[Entries taken from a collection]

* Begin *

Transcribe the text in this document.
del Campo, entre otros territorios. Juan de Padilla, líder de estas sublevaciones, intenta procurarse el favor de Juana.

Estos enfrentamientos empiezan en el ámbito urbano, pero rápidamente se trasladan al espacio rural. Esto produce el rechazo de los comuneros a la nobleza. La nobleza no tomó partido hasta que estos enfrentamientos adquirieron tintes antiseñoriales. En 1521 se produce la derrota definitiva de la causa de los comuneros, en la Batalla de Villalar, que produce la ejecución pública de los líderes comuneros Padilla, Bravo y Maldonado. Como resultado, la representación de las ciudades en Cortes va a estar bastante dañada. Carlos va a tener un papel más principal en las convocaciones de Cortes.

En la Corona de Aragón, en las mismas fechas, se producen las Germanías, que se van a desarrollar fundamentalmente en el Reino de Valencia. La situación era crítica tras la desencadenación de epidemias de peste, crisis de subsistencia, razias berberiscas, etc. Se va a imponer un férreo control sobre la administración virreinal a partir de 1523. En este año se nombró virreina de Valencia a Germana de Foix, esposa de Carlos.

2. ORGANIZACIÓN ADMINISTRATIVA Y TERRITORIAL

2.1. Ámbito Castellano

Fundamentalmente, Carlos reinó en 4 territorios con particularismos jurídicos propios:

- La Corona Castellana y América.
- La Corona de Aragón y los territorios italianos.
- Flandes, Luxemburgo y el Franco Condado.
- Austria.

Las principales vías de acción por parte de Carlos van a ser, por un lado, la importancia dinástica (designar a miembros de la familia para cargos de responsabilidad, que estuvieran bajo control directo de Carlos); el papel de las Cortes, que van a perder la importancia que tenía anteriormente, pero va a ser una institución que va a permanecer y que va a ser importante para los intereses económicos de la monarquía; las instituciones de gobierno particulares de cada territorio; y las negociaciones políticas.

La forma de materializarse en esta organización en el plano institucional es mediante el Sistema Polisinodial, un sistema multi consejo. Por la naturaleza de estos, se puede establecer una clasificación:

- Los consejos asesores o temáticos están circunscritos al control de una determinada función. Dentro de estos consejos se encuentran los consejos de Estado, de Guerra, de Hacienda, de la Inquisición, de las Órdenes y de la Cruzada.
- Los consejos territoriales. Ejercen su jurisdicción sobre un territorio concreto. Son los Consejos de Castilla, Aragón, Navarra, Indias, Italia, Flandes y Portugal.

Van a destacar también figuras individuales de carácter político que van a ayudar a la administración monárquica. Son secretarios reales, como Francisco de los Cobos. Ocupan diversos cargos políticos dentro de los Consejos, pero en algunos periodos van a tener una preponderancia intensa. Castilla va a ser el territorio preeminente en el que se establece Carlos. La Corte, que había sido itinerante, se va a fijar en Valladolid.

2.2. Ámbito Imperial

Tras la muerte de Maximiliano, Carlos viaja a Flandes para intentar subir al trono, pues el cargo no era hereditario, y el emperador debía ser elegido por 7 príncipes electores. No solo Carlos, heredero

* End *

Repeat all entries. Match them exactly.

**Response to the exercise**
Transcribe the text in this document.
del Campo, entre otros territorios. Juan de Padilla, líder de estas sublevaciones, intenta procurarse el favor de Juana.

Estos enfrentamientos empiezan en el ámbito urbano, pero rápidamente se trasladan al espacio rural. Esto produce el rechazo de los comuneros a la nobleza. La nobleza no tomó partido hasta que estos enfrentamientos adquirieron tintes antiseñoriales. En 1521 se produce la derrota definitiva de la causa de los comuneros, en la Batalla de Villalar, que produce la ejecución pública de los líderes comuneros Padilla, Bravo y Maldonado. Como resultado, la representación de las ciudades en Cortes va a estar bastante dañada. Carlos va a tener un papel más principal en las convocaciones de Cortes.

En la Corona de Aragón, en las mismas fechas, se producen las Germanías, que se van a desarrollar fundamentalmente en el Reino de Valencia. La situación era crítica tras la desencadenación de epidemias de peste, crisis de subsistencia, razias berberiscas, etc. Se va a imponer un férreo control sobre la administración virreinal a partir de 1523. En este año se nombró virreina de Valencia a Germana de Foix, esposa de Carlos.

2. ORGANIZACIÓN ADMINISTRATIVA Y TERRITORIAL

2.1. Ámbito Castellano

Fundamentalmente, Carlos reinó en 4 territorios con particularismos jurídicos propios:

- La Corona Castellana y América.
- La Corona de Aragón y los territorios italianos.
- Flandes, Luxemburgo y el Franco Condado.
- Austria.

Las principales vías de acción por parte de Carlos van a ser, por un lado, la importancia dinástica (designar a miembros de la familia para cargos de responsabilidad, que estuvieran bajo control directo de Carlos); el papel de las Cortes, que van a perder la importancia que tenía anteriormente, pero va a ser una institución que va a permanecer y que va a ser importante para los intereses económicos de la monarquía; las instituciones de gobierno particulares de cada territorio; y las negociaciones políticas.

La forma de materializarse en esta organización en el plano institucional es mediante el Sistema Polisinodial, un sistema multi consejo. Por la naturaleza de estos, se puede establecer una clasificación:

- Los consejos asesores o temáticos están circunscritos al control de una determinada función. Dentro de estos consejos se encuentran los consejos de Estado, de Guerra, de Hacienda, de la Inquisición, de las Órdenes y de la Cruzada.
- Los consejos territoriales. Ejercen su jurisdicción sobre un territorio concreto. Son los Consejos de Castilla, Aragón, Navarra, Indias, Italia, Flandes y Portugal.

Van a destacar también figuras individuales de carácter político que van a ayudar a la administración monárquica. Son secretarios reales, como Francisco de los Cobos. Ocupan diversos cargos políticos dentro de los Consejos, pero en algunos periodos van a tener una preponderancia intensa. Castilla va a ser el territorio preeminente en el que se establece Carlos. La Corte, que había sido itinerante, se va a fijar en Valladolid.

2.2. Ámbito Imperial

Tras la muerte de Maximiliano, Carlos viaja a Flandes para intentar subir al trono, pues el cargo no era hereditario, y el emperador debía ser elegido por 7 príncipes electores. No solo Carlos, heredero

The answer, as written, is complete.